Data section
▼
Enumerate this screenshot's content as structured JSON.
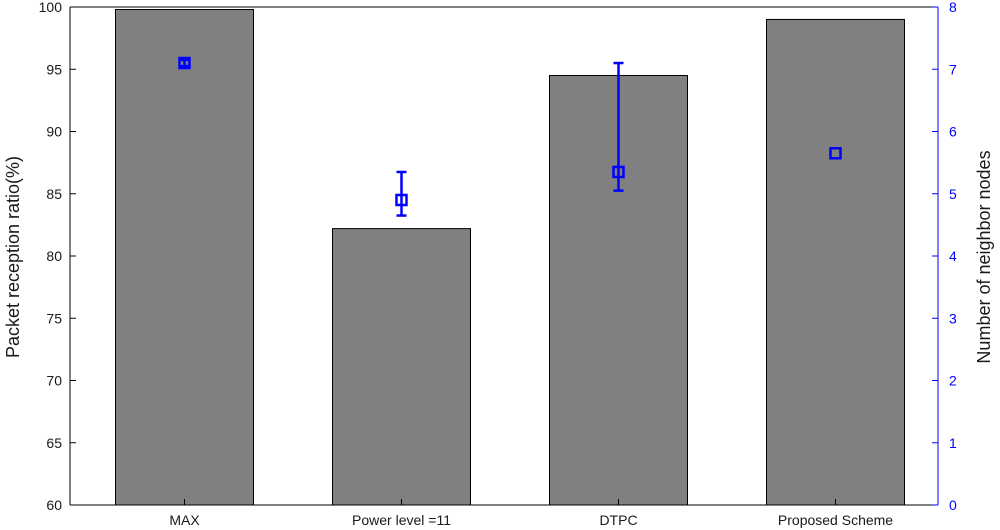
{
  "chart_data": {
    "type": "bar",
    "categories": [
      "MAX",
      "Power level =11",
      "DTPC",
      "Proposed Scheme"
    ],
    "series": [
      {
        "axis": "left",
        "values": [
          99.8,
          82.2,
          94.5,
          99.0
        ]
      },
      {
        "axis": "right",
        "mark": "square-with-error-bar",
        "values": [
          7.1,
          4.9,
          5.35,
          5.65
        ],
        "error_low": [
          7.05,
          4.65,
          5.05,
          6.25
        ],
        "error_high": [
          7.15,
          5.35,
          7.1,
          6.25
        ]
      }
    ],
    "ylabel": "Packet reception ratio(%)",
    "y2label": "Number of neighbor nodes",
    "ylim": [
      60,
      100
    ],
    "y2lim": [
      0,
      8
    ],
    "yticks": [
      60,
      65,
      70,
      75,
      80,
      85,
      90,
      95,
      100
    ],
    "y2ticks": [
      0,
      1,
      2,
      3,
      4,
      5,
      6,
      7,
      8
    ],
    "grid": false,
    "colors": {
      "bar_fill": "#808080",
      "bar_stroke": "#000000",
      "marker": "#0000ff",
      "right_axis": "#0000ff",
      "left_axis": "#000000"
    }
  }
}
▲
Exercise task
Without the pictures, retype the whole of the material above exactly.

Full output
Enumerate this screenshot's content as structured JSON.
{
  "chart_data": {
    "type": "bar",
    "categories": [
      "MAX",
      "Power level =11",
      "DTPC",
      "Proposed Scheme"
    ],
    "series": [
      {
        "axis": "left",
        "values": [
          99.8,
          82.2,
          94.5,
          99.0
        ]
      },
      {
        "axis": "right",
        "mark": "square-with-error-bar",
        "values": [
          7.1,
          4.9,
          5.35,
          5.65
        ],
        "error_low": [
          7.05,
          4.65,
          5.05,
          6.25
        ],
        "error_high": [
          7.15,
          5.35,
          7.1,
          6.25
        ]
      }
    ],
    "ylabel": "Packet reception ratio(%)",
    "y2label": "Number of neighbor nodes",
    "ylim": [
      60,
      100
    ],
    "y2lim": [
      0,
      8
    ],
    "yticks": [
      60,
      65,
      70,
      75,
      80,
      85,
      90,
      95,
      100
    ],
    "y2ticks": [
      0,
      1,
      2,
      3,
      4,
      5,
      6,
      7,
      8
    ],
    "grid": false,
    "colors": {
      "bar_fill": "#808080",
      "bar_stroke": "#000000",
      "marker": "#0000ff",
      "right_axis": "#0000ff",
      "left_axis": "#000000"
    }
  }
}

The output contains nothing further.